• _Selected extract_
#####

I had the luck of being taught by Prof. Meira - who is one hell of a professor - while this book was in draft stage. Here you'll find not only a great toolkit of techniques of data mining, but more importantly, a very comprehensive arsenal of concepts to properly analyse your data and the results of the techniques applied.

As grizzlon said in a sibling comment, you'll find the chapter dependencies on page 10, in case you need to look up/learn something specific on demand.


The chapter dependencies is one of those things that is so obvious you wonder why it isn't in every textbook.

How was the class? The book is very comprehensive. I'd imagine it would be hard to cover it in a year, let alone a quarter or semester. What environments and languages did the class program in?


Agreed about the chapter dependencies. I hope this becomes a trend!

The class is one semester long, and is divided between data analysis, frequent pattern mining, clustering and classification. Most of the book is either covered or briefly discussed. It is indeed a 'deep' class: UFMG has a strong data mining/machine learning/information retrieval/natural computing/other related areas program, so each class can afford to be pretty specific.

The class is taught at the same time to undergrad and graduate students (the difference being that each group has a different class project; grads have to write a basic research paper).

There are lots of pen on paper theoretical quizzes and tests. Technologically, AFAIK there are no restrictions on which technologies to use, but popular choices are those which the TAs are most experienced in, usually Weka, C++ and Python. Like other classes taught by Prof. Meira, students are pushed as far as possible in terms of evaluation difficulty, then graded on a curve. UFMG alumni considering these classes should be careful if they decide to take it along with other difficult classes.

#####

• _Provided information_
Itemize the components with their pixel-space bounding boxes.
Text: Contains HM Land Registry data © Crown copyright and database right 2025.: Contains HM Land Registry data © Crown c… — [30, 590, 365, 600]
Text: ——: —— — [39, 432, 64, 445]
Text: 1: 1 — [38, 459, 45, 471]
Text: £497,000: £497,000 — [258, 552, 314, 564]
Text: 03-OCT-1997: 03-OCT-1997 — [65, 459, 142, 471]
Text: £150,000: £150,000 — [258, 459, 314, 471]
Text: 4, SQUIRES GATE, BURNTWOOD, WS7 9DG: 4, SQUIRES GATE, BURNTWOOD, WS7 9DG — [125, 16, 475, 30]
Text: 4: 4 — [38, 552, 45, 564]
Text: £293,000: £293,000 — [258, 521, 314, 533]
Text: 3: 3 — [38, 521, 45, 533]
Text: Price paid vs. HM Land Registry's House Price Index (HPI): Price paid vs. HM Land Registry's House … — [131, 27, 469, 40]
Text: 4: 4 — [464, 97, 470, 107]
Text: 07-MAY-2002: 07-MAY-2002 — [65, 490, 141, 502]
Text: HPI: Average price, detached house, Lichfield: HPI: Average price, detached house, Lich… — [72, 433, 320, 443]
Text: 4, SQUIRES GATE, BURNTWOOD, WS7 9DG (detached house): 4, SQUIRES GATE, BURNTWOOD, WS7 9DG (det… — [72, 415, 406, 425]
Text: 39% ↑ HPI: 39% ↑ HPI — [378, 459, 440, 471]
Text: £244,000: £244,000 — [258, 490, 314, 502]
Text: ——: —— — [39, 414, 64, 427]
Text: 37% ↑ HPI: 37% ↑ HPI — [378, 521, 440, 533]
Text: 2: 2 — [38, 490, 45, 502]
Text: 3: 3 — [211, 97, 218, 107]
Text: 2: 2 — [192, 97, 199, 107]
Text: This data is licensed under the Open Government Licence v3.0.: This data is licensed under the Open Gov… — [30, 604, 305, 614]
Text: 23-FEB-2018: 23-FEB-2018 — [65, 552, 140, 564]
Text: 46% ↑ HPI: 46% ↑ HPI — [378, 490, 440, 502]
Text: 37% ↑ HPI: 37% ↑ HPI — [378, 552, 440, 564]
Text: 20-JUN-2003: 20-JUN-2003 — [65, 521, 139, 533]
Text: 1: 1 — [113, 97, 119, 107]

#####

• _The task_
Pick up the comment thread about the data mining textbook and Prof. Meira's class right after its last sentence and keep it going.

• _Result of this exercise_
Here is the course page (in pt-br, but Google Translate should be OK): http://homepages.dcc.ufmg.br/~meira/DokuWiki/wiki/ensino_md

Off-topic: OP seems to share my first and one of my last names lol. Another seemingly brazilian commenter in the topic also seems to share my first name. This may or may not indicate a correlation between the name Rafael and computer science in Brazil lol.


Ahhh - UFMG - solid place. I heard UFMG is why Google is in Belo Horizonte.

As for names, when I saw yours, I thought of this R Almeida. http://www.sherdog.com/fighter/Ricardo-Almeida-11


That would be correct. Google settled in Belo Horizonte by buying Akwan Search Technologies, which was co-founded by UFMG professors Nivio Ziviani[1] and Berthier Ribeiro-Neto (currently Google's Head of Engineering in Brazil). Information Retrieval - a department in which they play key roles - is another strong area of the university.

Ziviani currently is a co-founder in recommendation startups Zunnit[2] (just upstairs in the building I am right now) and Neemu[3].

PS: Ha! Maybe this guy is the reason I can't get my screen name everywhere I want!

[1] http://en.wikipedia.org/wiki/Nivio_Ziviani [2] http://zunnit.com/ [3] http://neemu.com/


Like the Chapter Dependencies on page 10.. Don't think I have seen that before


This is great, I've been looking for something like this, to refresh and build on a class I took in college. To my surprise, this is my professor's actual book I look forward to reading the book again. Thanks!


Thank you for the PDF. I am a math major and have been feeling rather bummed that I haven't had much of a chance to learn techniques for data analysis, so this is really appreciated.


Awesome, thanks!

I have ~3.5million pieces of structured data to go through, I will find this paper interesting.


It's great to see quality content from Brazil. Thank you.


Looks great!


Good!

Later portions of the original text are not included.